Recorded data
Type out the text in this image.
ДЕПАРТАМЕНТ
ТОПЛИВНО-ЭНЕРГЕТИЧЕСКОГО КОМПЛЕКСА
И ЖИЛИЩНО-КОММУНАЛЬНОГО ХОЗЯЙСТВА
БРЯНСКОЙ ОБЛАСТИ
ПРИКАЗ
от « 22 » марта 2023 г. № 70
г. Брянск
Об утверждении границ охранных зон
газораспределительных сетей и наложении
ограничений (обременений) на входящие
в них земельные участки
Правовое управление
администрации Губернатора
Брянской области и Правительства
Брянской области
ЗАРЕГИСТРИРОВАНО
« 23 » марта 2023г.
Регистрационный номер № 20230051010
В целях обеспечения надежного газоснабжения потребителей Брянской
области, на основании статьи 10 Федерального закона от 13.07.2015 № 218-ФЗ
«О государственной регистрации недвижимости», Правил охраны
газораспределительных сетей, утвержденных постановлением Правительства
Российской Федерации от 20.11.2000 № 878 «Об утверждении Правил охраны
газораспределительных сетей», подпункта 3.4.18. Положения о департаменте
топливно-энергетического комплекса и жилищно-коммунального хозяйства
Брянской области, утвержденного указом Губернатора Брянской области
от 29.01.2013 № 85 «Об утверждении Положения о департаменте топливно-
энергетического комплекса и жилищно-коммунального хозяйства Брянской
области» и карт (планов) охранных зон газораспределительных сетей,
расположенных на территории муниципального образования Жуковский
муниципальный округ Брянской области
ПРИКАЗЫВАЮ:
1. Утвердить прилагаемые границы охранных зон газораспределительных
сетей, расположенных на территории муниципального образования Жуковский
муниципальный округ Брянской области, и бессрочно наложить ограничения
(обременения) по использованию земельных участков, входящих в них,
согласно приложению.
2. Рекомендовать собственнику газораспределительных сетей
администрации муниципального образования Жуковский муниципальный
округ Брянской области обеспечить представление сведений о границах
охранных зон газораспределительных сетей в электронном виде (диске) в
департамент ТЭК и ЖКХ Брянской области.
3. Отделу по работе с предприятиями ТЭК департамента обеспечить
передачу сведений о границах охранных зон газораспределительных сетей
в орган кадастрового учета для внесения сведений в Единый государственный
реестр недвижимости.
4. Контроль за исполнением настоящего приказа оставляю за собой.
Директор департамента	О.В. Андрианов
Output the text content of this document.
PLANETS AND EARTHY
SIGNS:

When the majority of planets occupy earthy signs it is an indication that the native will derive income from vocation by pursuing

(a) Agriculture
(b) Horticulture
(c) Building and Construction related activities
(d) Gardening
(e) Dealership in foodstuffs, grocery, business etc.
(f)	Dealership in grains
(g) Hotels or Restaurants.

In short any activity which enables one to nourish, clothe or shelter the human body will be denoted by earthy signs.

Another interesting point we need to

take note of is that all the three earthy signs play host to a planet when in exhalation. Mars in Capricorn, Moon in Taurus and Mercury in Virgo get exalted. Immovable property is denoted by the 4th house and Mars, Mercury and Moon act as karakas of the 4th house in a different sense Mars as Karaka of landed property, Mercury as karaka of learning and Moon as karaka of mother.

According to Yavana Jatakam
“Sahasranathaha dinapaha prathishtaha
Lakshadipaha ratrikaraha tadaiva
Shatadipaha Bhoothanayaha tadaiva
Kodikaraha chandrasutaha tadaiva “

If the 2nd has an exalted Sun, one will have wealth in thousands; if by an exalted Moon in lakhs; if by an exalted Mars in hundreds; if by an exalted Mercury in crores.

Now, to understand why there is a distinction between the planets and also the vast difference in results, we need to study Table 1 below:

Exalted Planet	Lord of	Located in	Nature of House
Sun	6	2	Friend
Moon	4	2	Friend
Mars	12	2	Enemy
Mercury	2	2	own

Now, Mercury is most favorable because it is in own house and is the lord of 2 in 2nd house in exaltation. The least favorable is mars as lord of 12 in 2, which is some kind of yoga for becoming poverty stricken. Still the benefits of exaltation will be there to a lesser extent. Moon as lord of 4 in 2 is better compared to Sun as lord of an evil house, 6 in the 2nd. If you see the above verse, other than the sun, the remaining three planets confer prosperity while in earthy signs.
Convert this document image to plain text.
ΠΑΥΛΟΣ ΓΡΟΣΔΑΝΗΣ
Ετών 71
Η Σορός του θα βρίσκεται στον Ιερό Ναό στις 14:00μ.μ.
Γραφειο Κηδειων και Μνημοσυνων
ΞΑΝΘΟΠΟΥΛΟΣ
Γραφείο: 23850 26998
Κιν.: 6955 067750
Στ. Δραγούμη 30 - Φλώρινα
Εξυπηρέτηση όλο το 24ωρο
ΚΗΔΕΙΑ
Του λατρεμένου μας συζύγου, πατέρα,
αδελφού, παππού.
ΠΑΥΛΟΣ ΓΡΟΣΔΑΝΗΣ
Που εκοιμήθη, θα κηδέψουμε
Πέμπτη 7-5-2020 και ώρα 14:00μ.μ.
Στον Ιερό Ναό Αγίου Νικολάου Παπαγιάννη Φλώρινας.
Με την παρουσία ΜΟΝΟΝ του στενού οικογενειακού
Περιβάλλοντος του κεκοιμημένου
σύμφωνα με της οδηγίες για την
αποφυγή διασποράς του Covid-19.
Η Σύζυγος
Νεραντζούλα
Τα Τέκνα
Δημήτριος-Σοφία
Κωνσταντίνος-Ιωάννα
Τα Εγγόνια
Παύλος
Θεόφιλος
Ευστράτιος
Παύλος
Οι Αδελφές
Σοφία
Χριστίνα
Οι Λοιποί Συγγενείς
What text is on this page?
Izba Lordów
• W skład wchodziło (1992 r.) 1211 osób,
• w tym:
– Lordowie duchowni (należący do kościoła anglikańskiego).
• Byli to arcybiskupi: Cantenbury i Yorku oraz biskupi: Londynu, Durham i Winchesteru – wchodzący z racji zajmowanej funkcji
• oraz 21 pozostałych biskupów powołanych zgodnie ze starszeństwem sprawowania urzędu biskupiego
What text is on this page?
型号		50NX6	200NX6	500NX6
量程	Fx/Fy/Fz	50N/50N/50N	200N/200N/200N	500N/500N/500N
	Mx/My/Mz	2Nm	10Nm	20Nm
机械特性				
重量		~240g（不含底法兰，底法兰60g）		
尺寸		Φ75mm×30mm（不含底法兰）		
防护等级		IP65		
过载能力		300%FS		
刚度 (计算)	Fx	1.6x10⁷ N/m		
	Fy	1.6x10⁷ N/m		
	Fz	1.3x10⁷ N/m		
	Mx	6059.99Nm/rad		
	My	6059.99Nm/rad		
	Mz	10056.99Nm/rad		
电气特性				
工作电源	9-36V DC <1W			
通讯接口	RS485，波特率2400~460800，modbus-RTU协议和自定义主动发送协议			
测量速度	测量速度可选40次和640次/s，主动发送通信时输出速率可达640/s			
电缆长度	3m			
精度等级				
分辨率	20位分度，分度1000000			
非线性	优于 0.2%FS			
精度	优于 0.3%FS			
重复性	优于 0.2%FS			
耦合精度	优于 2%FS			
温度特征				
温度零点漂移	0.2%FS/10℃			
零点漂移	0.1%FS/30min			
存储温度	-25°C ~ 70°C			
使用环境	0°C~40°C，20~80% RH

**Exercise**
Go through the listing and copy all of it exactly.

**Exercise answer**
Type out the text in this image.
ДЕПАРТАМЕНТ
ТОПЛИВНО-ЭНЕРГЕТИЧЕСКОГО КОМПЛЕКСА
И ЖИЛИЩНО-КОММУНАЛЬНОГО ХОЗЯЙСТВА
БРЯНСКОЙ ОБЛАСТИ
ПРИКАЗ
от « 22 » марта 2023 г. № 70
г. Брянск
Об утверждении границ охранных зон
газораспределительных сетей и наложении
ограничений (обременений) на входящие
в них земельные участки
Правовое управление
администрации Губернатора
Брянской области и Правительства
Брянской области
ЗАРЕГИСТРИРОВАНО
« 23 » марта 2023г.
Регистрационный номер № 20230051010
В целях обеспечения надежного газоснабжения потребителей Брянской
области, на основании статьи 10 Федерального закона от 13.07.2015 № 218-ФЗ
«О государственной регистрации недвижимости», Правил охраны
газораспределительных сетей, утвержденных постановлением Правительства
Российской Федерации от 20.11.2000 № 878 «Об утверждении Правил охраны
газораспределительных сетей», подпункта 3.4.18. Положения о департаменте
топливно-энергетического комплекса и жилищно-коммунального хозяйства
Брянской области, утвержденного указом Губернатора Брянской области
от 29.01.2013 № 85 «Об утверждении Положения о департаменте топливно-
энергетического комплекса и жилищно-коммунального хозяйства Брянской
области» и карт (планов) охранных зон газораспределительных сетей,
расположенных на территории муниципального образования Жуковский
муниципальный округ Брянской области
ПРИКАЗЫВАЮ:
1. Утвердить прилагаемые границы охранных зон газораспределительных
сетей, расположенных на территории муниципального образования Жуковский
муниципальный округ Брянской области, и бессрочно наложить ограничения
(обременения) по использованию земельных участков, входящих в них,
согласно приложению.
2. Рекомендовать собственнику газораспределительных сетей
администрации муниципального образования Жуковский муниципальный
округ Брянской области обеспечить представление сведений о границах
охранных зон газораспределительных сетей в электронном виде (диске) в
департамент ТЭК и ЖКХ Брянской области.
3. Отделу по работе с предприятиями ТЭК департамента обеспечить
передачу сведений о границах охранных зон газораспределительных сетей
в орган кадастрового учета для внесения сведений в Единый государственный
реестр недвижимости.
4. Контроль за исполнением настоящего приказа оставляю за собой.
Директор департамента	О.В. Андрианов
Output the text content of this document.
PLANETS AND EARTHY
SIGNS:

When the majority of planets occupy earthy signs it is an indication that the native will derive income from vocation by pursuing

(a) Agriculture
(b) Horticulture
(c) Building and Construction related activities
(d) Gardening
(e) Dealership in foodstuffs, grocery, business etc.
(f)	Dealership in grains
(g) Hotels or Restaurants.

In short any activity which enables one to nourish, clothe or shelter the human body will be denoted by earthy signs.

Another interesting point we need to

take note of is that all the three earthy signs play host to a planet when in exhalation. Mars in Capricorn, Moon in Taurus and Mercury in Virgo get exalted. Immovable property is denoted by the 4th house and Mars, Mercury and Moon act as karakas of the 4th house in a different sense Mars as Karaka of landed property, Mercury as karaka of learning and Moon as karaka of mother.

According to Yavana Jatakam
“Sahasranathaha dinapaha prathishtaha
Lakshadipaha ratrikaraha tadaiva
Shatadipaha Bhoothanayaha tadaiva
Kodikaraha chandrasutaha tadaiva “

If the 2nd has an exalted Sun, one will have wealth in thousands; if by an exalted Moon in lakhs; if by an exalted Mars in hundreds; if by an exalted Mercury in crores.

Now, to understand why there is a distinction between the planets and also the vast difference in results, we need to study Table 1 below:

Exalted Planet	Lord of	Located in	Nature of House
Sun	6	2	Friend
Moon	4	2	Friend
Mars	12	2	Enemy
Mercury	2	2	own

Now, Mercury is most favorable because it is in own house and is the lord of 2 in 2nd house in exaltation. The least favorable is mars as lord of 12 in 2, which is some kind of yoga for becoming poverty stricken. Still the benefits of exaltation will be there to a lesser extent. Moon as lord of 4 in 2 is better compared to Sun as lord of an evil house, 6 in the 2nd. If you see the above verse, other than the sun, the remaining three planets confer prosperity while in earthy signs.
Convert this document image to plain text.
ΠΑΥΛΟΣ ΓΡΟΣΔΑΝΗΣ
Ετών 71
Η Σορός του θα βρίσκεται στον Ιερό Ναό στις 14:00μ.μ.
Γραφειο Κηδειων και Μνημοσυνων
ΞΑΝΘΟΠΟΥΛΟΣ
Γραφείο: 23850 26998
Κιν.: 6955 067750
Στ. Δραγούμη 30 - Φλώρινα
Εξυπηρέτηση όλο το 24ωρο
ΚΗΔΕΙΑ
Του λατρεμένου μας συζύγου, πατέρα,
αδελφού, παππού.
ΠΑΥΛΟΣ ΓΡΟΣΔΑΝΗΣ
Που εκοιμήθη, θα κηδέψουμε
Πέμπτη 7-5-2020 και ώρα 14:00μ.μ.
Στον Ιερό Ναό Αγίου Νικολάου Παπαγιάννη Φλώρινας.
Με την παρουσία ΜΟΝΟΝ του στενού οικογενειακού
Περιβάλλοντος του κεκοιμημένου
σύμφωνα με της οδηγίες για την
αποφυγή διασποράς του Covid-19.
Η Σύζυγος
Νεραντζούλα
Τα Τέκνα
Δημήτριος-Σοφία
Κωνσταντίνος-Ιωάννα
Τα Εγγόνια
Παύλος
Θεόφιλος
Ευστράτιος
Παύλος
Οι Αδελφές
Σοφία
Χριστίνα
Οι Λοιποί Συγγενείς
What text is on this page?
Izba Lordów
• W skład wchodziło (1992 r.) 1211 osób,
• w tym:
– Lordowie duchowni (należący do kościoła anglikańskiego).
• Byli to arcybiskupi: Cantenbury i Yorku oraz biskupi: Londynu, Durham i Winchesteru – wchodzący z racji zajmowanej funkcji
• oraz 21 pozostałych biskupów powołanych zgodnie ze starszeństwem sprawowania urzędu biskupiego
What text is on this page?
型号		50NX6	200NX6	500NX6
量程	Fx/Fy/Fz	50N/50N/50N	200N/200N/200N	500N/500N/500N
	Mx/My/Mz	2Nm	10Nm	20Nm
机械特性				
重量		~240g（不含底法兰，底法兰60g）		
尺寸		Φ75mm×30mm（不含底法兰）		
防护等级		IP65		
过载能力		300%FS		
刚度 (计算)	Fx	1.6x10⁷ N/m		
	Fy	1.6x10⁷ N/m		
	Fz	1.3x10⁷ N/m		
	Mx	6059.99Nm/rad		
	My	6059.99Nm/rad		
	Mz	10056.99Nm/rad		
电气特性				
工作电源	9-36V DC <1W			
通讯接口	RS485，波特率2400~460800，modbus-RTU协议和自定义主动发送协议			
测量速度	测量速度可选40次和640次/s，主动发送通信时输出速率可达640/s			
电缆长度	3m			
精度等级				
分辨率	20位分度，分度1000000			
非线性	优于 0.2%FS			
精度	优于 0.3%FS			
重复性	优于 0.2%FS			
耦合精度	优于 2%FS			
温度特征				
温度零点漂移	0.2%FS/10℃			
零点漂移	0.1%FS/30min			
存储温度	-25°C ~ 70°C			
使用环境	0°C~40°C，20~80% RH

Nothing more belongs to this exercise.